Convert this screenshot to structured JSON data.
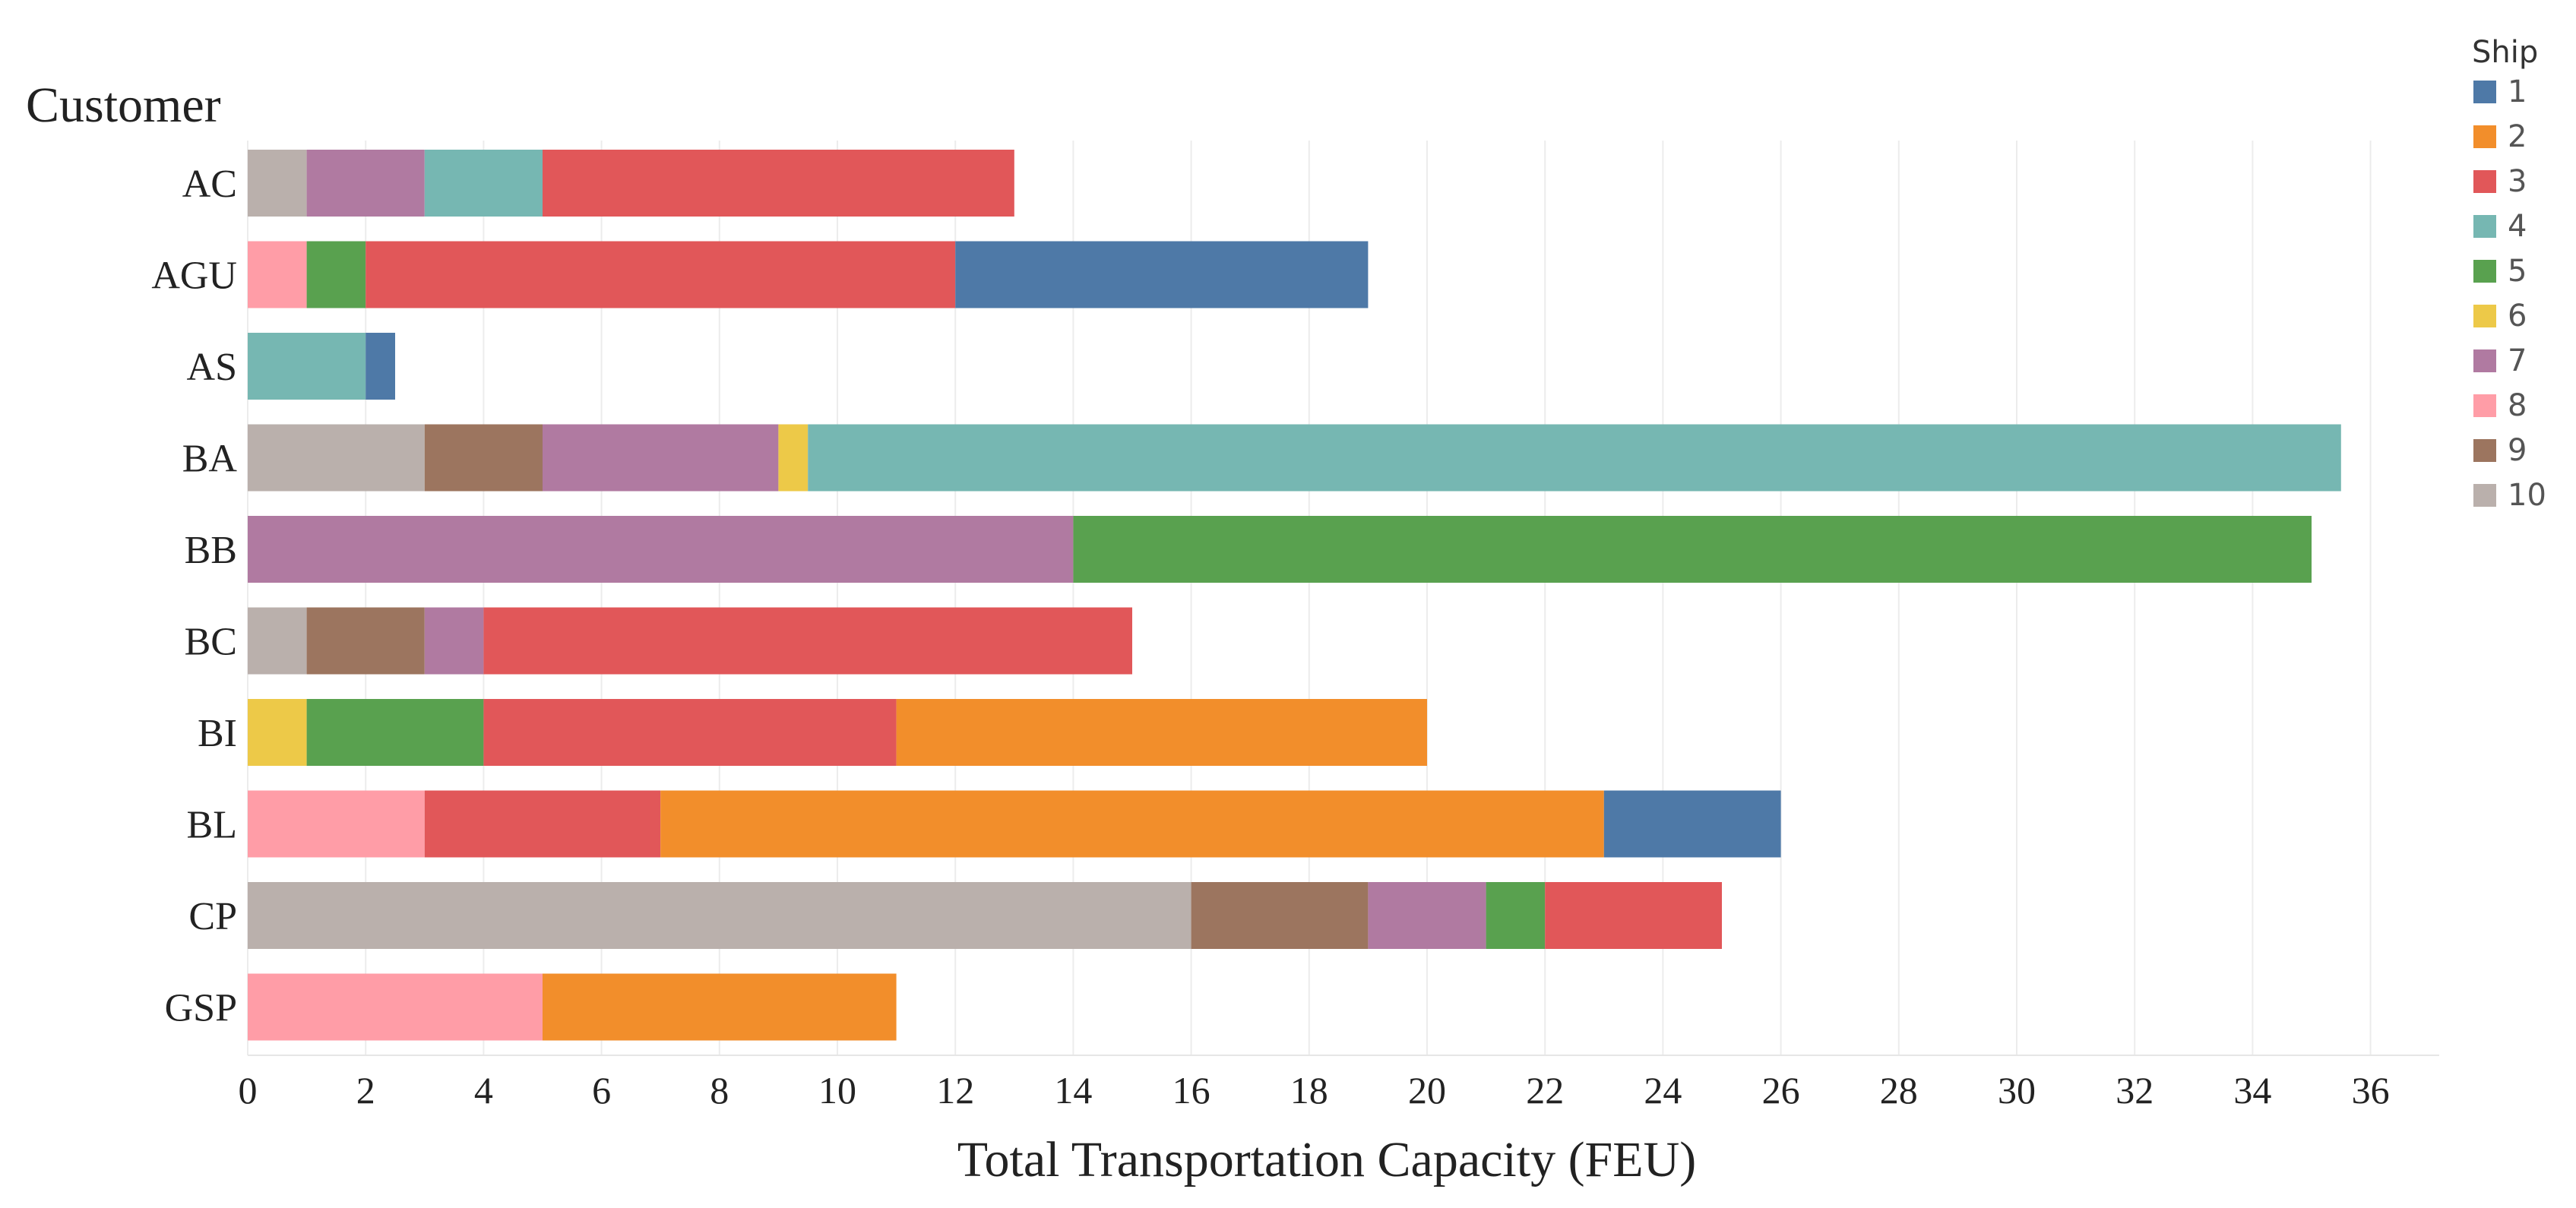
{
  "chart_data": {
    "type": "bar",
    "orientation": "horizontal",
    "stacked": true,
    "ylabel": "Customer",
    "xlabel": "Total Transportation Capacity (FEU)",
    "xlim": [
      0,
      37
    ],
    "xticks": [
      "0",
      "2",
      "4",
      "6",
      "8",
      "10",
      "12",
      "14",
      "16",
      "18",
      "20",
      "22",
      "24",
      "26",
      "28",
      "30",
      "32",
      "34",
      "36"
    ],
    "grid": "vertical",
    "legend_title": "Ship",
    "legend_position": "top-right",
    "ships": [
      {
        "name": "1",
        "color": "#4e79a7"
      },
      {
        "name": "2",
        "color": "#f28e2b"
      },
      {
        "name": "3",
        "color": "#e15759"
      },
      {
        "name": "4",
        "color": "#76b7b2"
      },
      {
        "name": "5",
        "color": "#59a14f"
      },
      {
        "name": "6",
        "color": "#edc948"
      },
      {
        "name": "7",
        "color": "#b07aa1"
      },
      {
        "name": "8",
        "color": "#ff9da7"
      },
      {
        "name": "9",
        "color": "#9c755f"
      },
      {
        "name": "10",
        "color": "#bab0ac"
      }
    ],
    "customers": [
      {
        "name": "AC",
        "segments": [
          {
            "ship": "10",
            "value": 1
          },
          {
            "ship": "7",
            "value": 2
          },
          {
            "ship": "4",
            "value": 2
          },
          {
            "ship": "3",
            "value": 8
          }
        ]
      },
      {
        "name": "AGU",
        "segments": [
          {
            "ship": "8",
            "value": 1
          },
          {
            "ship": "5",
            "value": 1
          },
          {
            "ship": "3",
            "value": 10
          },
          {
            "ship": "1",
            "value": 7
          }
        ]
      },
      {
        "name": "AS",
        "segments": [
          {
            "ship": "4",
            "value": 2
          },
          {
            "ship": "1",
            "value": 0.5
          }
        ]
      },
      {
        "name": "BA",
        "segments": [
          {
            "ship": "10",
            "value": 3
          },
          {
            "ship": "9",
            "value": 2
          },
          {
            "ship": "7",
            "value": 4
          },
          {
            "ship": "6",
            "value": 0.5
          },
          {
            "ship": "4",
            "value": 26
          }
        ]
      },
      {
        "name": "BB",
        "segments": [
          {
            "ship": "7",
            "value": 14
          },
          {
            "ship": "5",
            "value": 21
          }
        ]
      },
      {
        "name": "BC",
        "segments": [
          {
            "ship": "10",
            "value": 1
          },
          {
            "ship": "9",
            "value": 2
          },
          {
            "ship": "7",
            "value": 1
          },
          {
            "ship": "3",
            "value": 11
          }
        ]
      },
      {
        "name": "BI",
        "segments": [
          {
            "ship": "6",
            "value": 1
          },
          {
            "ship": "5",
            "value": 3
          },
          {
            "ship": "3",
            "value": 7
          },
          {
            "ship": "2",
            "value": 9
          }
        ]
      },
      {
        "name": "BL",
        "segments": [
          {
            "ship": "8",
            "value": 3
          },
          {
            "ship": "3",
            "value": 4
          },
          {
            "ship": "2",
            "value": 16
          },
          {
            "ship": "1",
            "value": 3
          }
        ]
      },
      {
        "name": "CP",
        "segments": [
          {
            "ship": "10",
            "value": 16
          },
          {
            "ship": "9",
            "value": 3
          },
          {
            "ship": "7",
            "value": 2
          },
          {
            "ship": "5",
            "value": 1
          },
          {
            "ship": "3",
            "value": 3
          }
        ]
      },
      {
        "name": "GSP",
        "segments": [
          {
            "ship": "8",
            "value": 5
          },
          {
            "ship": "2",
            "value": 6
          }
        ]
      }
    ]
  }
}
::::
■ Goal ■
Print every entry above again without changing a word, and omit the pictures.

■ The reply ■
Convert this screenshot to structured JSON data.
{
  "chart_data": {
    "type": "bar",
    "orientation": "horizontal",
    "stacked": true,
    "ylabel": "Customer",
    "xlabel": "Total Transportation Capacity (FEU)",
    "xlim": [
      0,
      37
    ],
    "xticks": [
      "0",
      "2",
      "4",
      "6",
      "8",
      "10",
      "12",
      "14",
      "16",
      "18",
      "20",
      "22",
      "24",
      "26",
      "28",
      "30",
      "32",
      "34",
      "36"
    ],
    "grid": "vertical",
    "legend_title": "Ship",
    "legend_position": "top-right",
    "ships": [
      {
        "name": "1",
        "color": "#4e79a7"
      },
      {
        "name": "2",
        "color": "#f28e2b"
      },
      {
        "name": "3",
        "color": "#e15759"
      },
      {
        "name": "4",
        "color": "#76b7b2"
      },
      {
        "name": "5",
        "color": "#59a14f"
      },
      {
        "name": "6",
        "color": "#edc948"
      },
      {
        "name": "7",
        "color": "#b07aa1"
      },
      {
        "name": "8",
        "color": "#ff9da7"
      },
      {
        "name": "9",
        "color": "#9c755f"
      },
      {
        "name": "10",
        "color": "#bab0ac"
      }
    ],
    "customers": [
      {
        "name": "AC",
        "segments": [
          {
            "ship": "10",
            "value": 1
          },
          {
            "ship": "7",
            "value": 2
          },
          {
            "ship": "4",
            "value": 2
          },
          {
            "ship": "3",
            "value": 8
          }
        ]
      },
      {
        "name": "AGU",
        "segments": [
          {
            "ship": "8",
            "value": 1
          },
          {
            "ship": "5",
            "value": 1
          },
          {
            "ship": "3",
            "value": 10
          },
          {
            "ship": "1",
            "value": 7
          }
        ]
      },
      {
        "name": "AS",
        "segments": [
          {
            "ship": "4",
            "value": 2
          },
          {
            "ship": "1",
            "value": 0.5
          }
        ]
      },
      {
        "name": "BA",
        "segments": [
          {
            "ship": "10",
            "value": 3
          },
          {
            "ship": "9",
            "value": 2
          },
          {
            "ship": "7",
            "value": 4
          },
          {
            "ship": "6",
            "value": 0.5
          },
          {
            "ship": "4",
            "value": 26
          }
        ]
      },
      {
        "name": "BB",
        "segments": [
          {
            "ship": "7",
            "value": 14
          },
          {
            "ship": "5",
            "value": 21
          }
        ]
      },
      {
        "name": "BC",
        "segments": [
          {
            "ship": "10",
            "value": 1
          },
          {
            "ship": "9",
            "value": 2
          },
          {
            "ship": "7",
            "value": 1
          },
          {
            "ship": "3",
            "value": 11
          }
        ]
      },
      {
        "name": "BI",
        "segments": [
          {
            "ship": "6",
            "value": 1
          },
          {
            "ship": "5",
            "value": 3
          },
          {
            "ship": "3",
            "value": 7
          },
          {
            "ship": "2",
            "value": 9
          }
        ]
      },
      {
        "name": "BL",
        "segments": [
          {
            "ship": "8",
            "value": 3
          },
          {
            "ship": "3",
            "value": 4
          },
          {
            "ship": "2",
            "value": 16
          },
          {
            "ship": "1",
            "value": 3
          }
        ]
      },
      {
        "name": "CP",
        "segments": [
          {
            "ship": "10",
            "value": 16
          },
          {
            "ship": "9",
            "value": 3
          },
          {
            "ship": "7",
            "value": 2
          },
          {
            "ship": "5",
            "value": 1
          },
          {
            "ship": "3",
            "value": 3
          }
        ]
      },
      {
        "name": "GSP",
        "segments": [
          {
            "ship": "8",
            "value": 5
          },
          {
            "ship": "2",
            "value": 6
          }
        ]
      }
    ]
  }
}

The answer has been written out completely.